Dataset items
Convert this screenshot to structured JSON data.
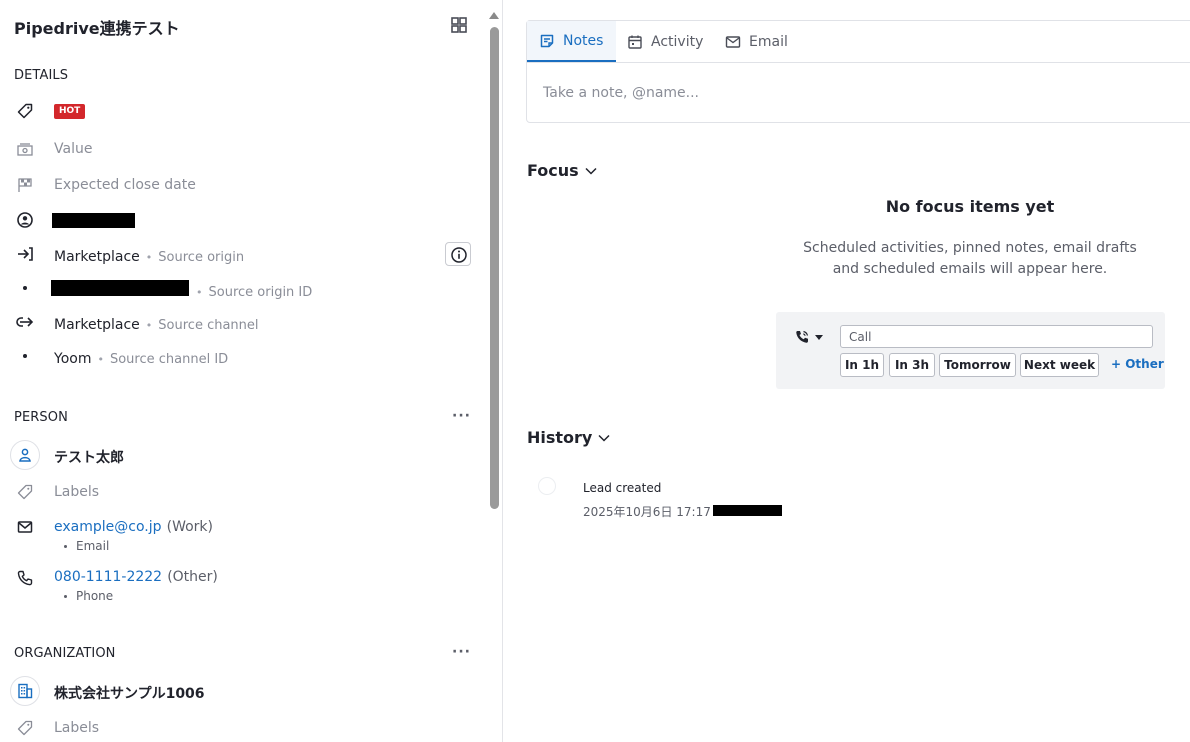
{
  "lead": {
    "title": "Pipedrive連携テスト"
  },
  "details": {
    "heading": "DETAILS",
    "label_badge": "HOT",
    "value_placeholder": "Value",
    "close_date_placeholder": "Expected close date",
    "source_origin": {
      "value": "Marketplace",
      "label": "Source origin"
    },
    "source_origin_id": {
      "label": "Source origin ID"
    },
    "source_channel": {
      "value": "Marketplace",
      "label": "Source channel"
    },
    "source_channel_id": {
      "value": "Yoom",
      "label": "Source channel ID"
    }
  },
  "person": {
    "heading": "PERSON",
    "more": "···",
    "name": "テスト太郎",
    "labels_placeholder": "Labels",
    "email": {
      "value": "example@co.jp",
      "type": "(Work)",
      "label": "Email"
    },
    "phone": {
      "value": "080-1111-2222",
      "type": "(Other)",
      "label": "Phone"
    }
  },
  "organization": {
    "heading": "ORGANIZATION",
    "more": "···",
    "name": "株式会社サンプル1006",
    "labels_placeholder": "Labels"
  },
  "composer": {
    "tabs": [
      {
        "label": "Notes",
        "active": true
      },
      {
        "label": "Activity",
        "active": false
      },
      {
        "label": "Email",
        "active": false
      }
    ],
    "placeholder": "Take a note, @name..."
  },
  "focus": {
    "heading": "Focus",
    "empty_title": "No focus items yet",
    "empty_desc_line1": "Scheduled activities, pinned notes, email drafts",
    "empty_desc_line2": "and scheduled emails will appear here.",
    "quick_add": {
      "input_value": "Call",
      "chips": [
        "In 1h",
        "In 3h",
        "Tomorrow",
        "Next week"
      ],
      "other": "+ Other"
    }
  },
  "history": {
    "heading": "History",
    "items": [
      {
        "title": "Lead created",
        "meta": "2025年10月6日 17:17 ・"
      }
    ]
  },
  "colors": {
    "accent": "#1a6ec0",
    "hot_badge": "#d3272b",
    "muted_text": "#8a8d97"
  }
}
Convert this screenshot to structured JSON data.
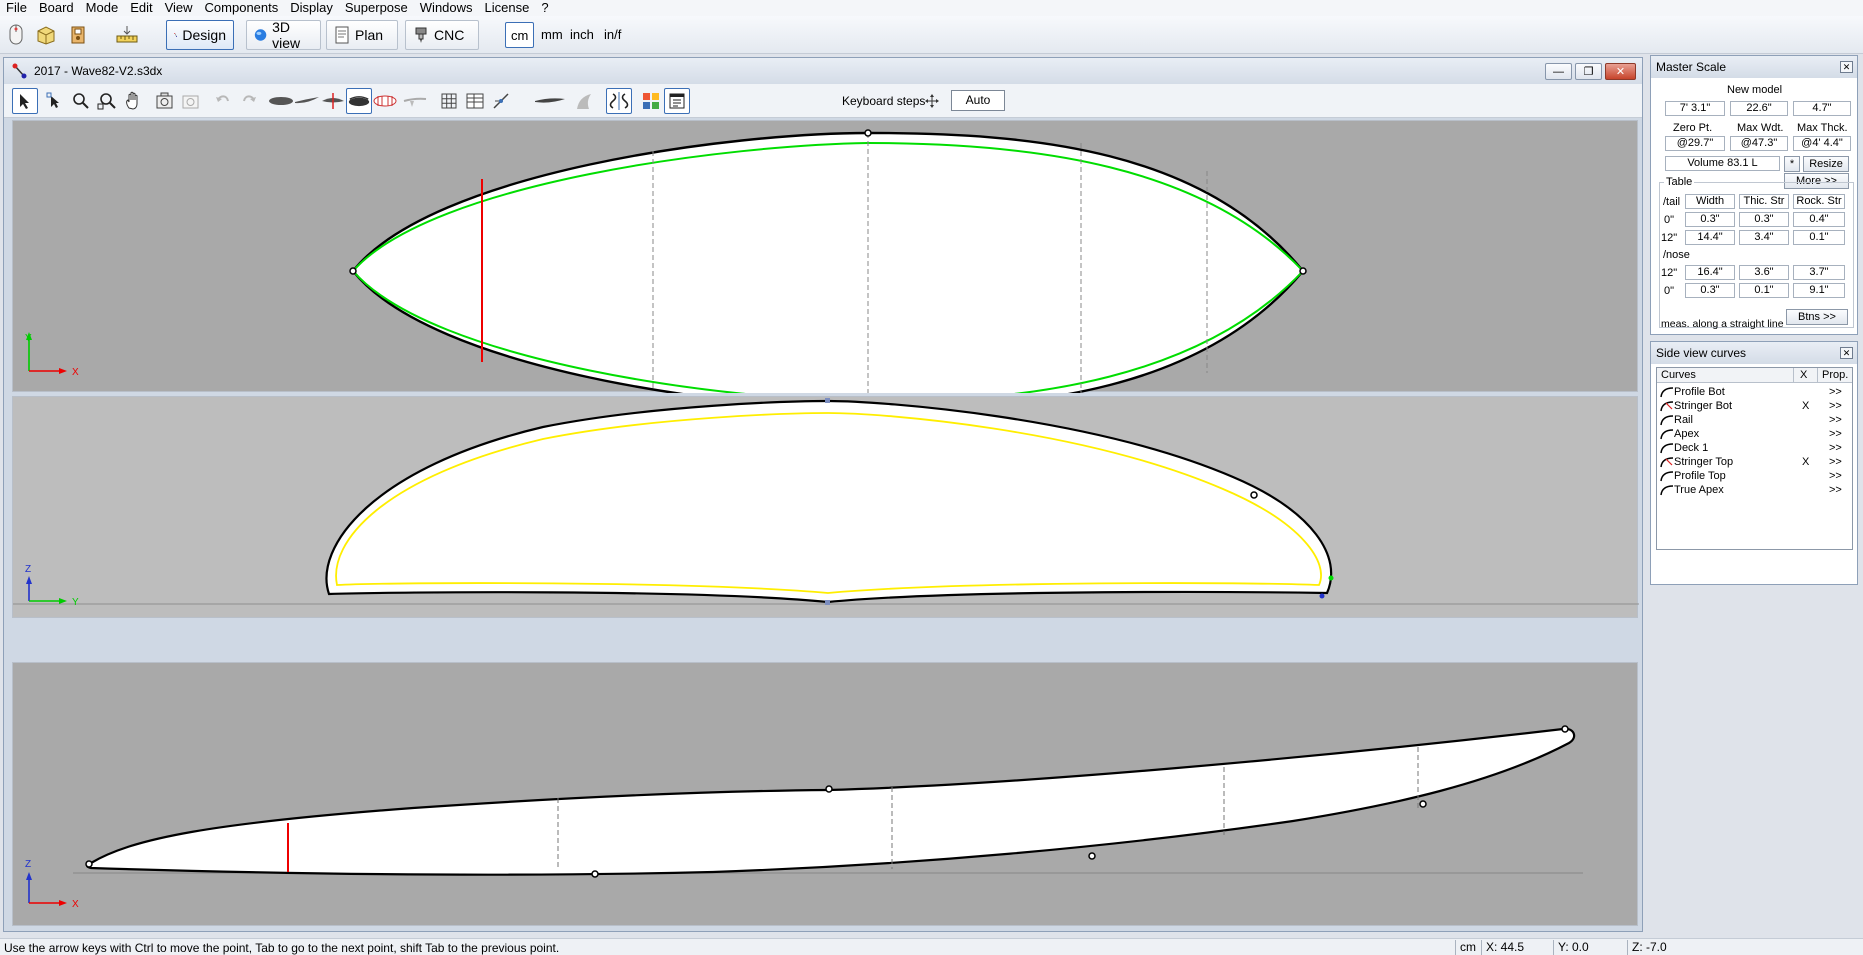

→ Exercise
Write the number of lines containing the word "name" and nothing besides it.

→ Written reply
3